**What you will do:** Return only the number of lines holding the word "schlage".
********************
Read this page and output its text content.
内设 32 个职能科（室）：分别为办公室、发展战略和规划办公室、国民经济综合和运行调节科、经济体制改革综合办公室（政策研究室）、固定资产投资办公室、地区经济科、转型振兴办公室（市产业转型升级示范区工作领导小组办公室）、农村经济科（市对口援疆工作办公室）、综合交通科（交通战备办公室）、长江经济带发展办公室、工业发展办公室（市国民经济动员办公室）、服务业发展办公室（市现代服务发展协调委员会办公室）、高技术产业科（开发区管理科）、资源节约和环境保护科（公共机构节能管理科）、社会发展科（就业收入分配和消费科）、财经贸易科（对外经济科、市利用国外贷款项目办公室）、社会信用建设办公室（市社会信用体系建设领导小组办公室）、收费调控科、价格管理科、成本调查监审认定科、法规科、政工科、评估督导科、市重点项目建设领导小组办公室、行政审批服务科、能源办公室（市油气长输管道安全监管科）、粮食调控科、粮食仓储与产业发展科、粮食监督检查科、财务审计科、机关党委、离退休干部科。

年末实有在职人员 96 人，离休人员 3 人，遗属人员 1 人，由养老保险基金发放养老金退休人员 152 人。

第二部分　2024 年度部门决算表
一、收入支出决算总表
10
********************
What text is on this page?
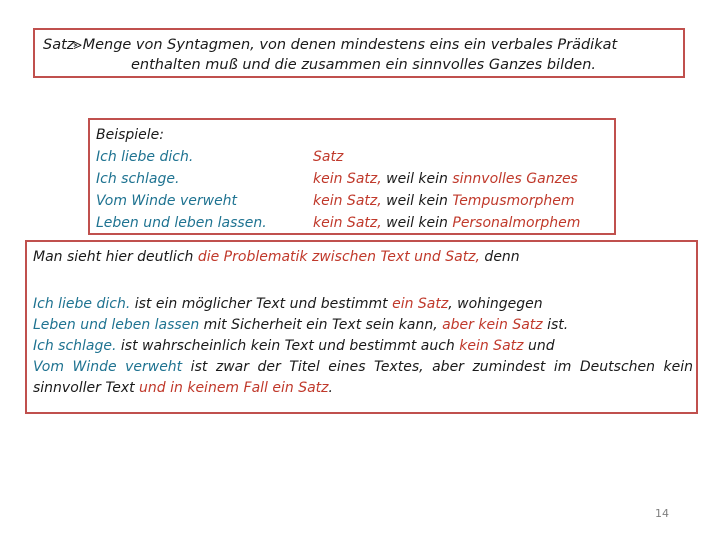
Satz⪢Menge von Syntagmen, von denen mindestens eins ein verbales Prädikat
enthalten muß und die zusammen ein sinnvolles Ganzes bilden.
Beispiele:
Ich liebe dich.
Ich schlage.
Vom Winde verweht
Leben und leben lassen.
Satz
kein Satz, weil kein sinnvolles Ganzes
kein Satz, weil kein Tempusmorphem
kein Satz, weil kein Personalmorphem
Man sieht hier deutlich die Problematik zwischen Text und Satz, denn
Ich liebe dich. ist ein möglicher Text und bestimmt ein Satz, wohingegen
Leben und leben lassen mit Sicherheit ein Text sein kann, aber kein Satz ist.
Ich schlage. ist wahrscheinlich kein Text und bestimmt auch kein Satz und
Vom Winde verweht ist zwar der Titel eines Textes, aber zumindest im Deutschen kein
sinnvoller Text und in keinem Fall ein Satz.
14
********************
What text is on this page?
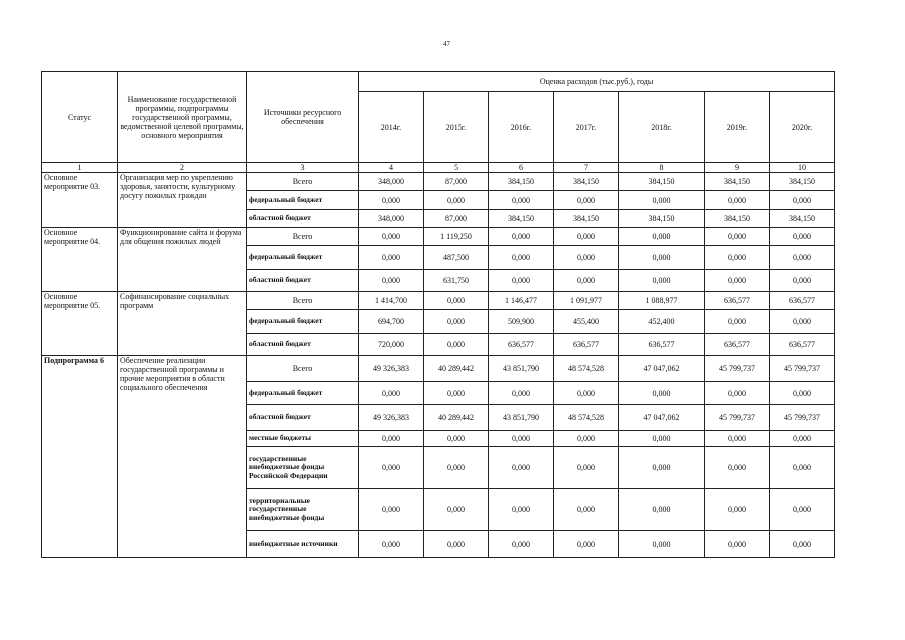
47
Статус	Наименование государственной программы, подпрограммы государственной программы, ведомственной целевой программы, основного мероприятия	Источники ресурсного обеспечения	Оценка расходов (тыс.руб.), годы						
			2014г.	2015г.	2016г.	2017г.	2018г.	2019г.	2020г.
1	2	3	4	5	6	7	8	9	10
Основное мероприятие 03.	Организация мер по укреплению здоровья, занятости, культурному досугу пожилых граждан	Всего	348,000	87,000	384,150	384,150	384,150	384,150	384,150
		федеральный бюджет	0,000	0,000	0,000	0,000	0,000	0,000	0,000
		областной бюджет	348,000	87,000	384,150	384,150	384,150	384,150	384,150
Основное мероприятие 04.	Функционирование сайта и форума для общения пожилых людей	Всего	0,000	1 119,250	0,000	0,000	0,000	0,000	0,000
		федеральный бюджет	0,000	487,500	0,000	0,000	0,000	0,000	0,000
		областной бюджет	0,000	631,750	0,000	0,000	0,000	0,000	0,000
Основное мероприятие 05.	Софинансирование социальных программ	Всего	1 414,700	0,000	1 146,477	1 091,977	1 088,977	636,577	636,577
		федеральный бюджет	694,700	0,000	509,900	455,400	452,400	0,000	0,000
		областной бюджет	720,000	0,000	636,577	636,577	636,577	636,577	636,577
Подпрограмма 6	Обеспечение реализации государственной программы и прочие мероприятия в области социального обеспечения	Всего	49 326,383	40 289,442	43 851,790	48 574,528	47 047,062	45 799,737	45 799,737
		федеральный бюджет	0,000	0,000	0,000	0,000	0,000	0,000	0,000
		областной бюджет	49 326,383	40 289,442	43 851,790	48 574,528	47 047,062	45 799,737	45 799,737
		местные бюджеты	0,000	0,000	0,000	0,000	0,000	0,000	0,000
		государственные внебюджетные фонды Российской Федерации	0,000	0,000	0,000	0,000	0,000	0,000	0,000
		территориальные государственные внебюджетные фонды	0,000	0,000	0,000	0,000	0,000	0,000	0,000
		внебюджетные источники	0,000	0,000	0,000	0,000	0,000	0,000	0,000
********************
**Response below:** 2